Retype the material below. Keep every word exactly as it is.

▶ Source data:
+++
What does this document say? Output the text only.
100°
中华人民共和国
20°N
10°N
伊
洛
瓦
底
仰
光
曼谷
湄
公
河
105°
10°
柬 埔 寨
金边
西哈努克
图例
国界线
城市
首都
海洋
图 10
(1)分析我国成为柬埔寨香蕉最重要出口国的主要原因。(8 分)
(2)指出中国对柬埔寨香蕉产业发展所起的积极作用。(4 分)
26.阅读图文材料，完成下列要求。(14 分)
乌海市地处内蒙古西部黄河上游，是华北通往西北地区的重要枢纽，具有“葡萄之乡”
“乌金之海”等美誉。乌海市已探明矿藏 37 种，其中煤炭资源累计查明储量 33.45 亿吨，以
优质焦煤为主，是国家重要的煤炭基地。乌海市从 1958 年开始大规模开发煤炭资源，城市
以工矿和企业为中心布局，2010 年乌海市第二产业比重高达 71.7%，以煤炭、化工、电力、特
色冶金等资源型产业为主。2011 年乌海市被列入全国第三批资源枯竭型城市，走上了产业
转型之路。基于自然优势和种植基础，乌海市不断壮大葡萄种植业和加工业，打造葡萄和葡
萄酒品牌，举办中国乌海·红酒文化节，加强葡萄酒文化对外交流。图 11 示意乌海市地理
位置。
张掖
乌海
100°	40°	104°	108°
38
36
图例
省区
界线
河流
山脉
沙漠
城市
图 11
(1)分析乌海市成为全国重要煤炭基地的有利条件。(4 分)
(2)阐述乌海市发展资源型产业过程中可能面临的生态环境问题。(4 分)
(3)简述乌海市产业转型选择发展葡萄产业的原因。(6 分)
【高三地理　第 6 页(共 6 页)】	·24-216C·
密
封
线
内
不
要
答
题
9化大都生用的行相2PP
+++
▶ Exercise result:
What does this document say? Output the text only.
100°
中华人民共和国
20°N
10°N
伊
洛
瓦
底
仰
光
曼谷
湄
公
河
105°
10°
柬 埔 寨
金边
西哈努克
图例
国界线
城市
首都
海洋
图 10
(1)分析我国成为柬埔寨香蕉最重要出口国的主要原因。(8 分)
(2)指出中国对柬埔寨香蕉产业发展所起的积极作用。(4 分)
26.阅读图文材料，完成下列要求。(14 分)
乌海市地处内蒙古西部黄河上游，是华北通往西北地区的重要枢纽，具有“葡萄之乡”
“乌金之海”等美誉。乌海市已探明矿藏 37 种，其中煤炭资源累计查明储量 33.45 亿吨，以
优质焦煤为主，是国家重要的煤炭基地。乌海市从 1958 年开始大规模开发煤炭资源，城市
以工矿和企业为中心布局，2010 年乌海市第二产业比重高达 71.7%，以煤炭、化工、电力、特
色冶金等资源型产业为主。2011 年乌海市被列入全国第三批资源枯竭型城市，走上了产业
转型之路。基于自然优势和种植基础，乌海市不断壮大葡萄种植业和加工业，打造葡萄和葡
萄酒品牌，举办中国乌海·红酒文化节，加强葡萄酒文化对外交流。图 11 示意乌海市地理
位置。
张掖
乌海
100°	40°	104°	108°
38
36
图例
省区
界线
河流
山脉
沙漠
城市
图 11
(1)分析乌海市成为全国重要煤炭基地的有利条件。(4 分)
(2)阐述乌海市发展资源型产业过程中可能面临的生态环境问题。(4 分)
(3)简述乌海市产业转型选择发展葡萄产业的原因。(6 分)
【高三地理　第 6 页(共 6 页)】	·24-216C·
密
封
线
内
不
要
答
题
9化大都生用的行相2PP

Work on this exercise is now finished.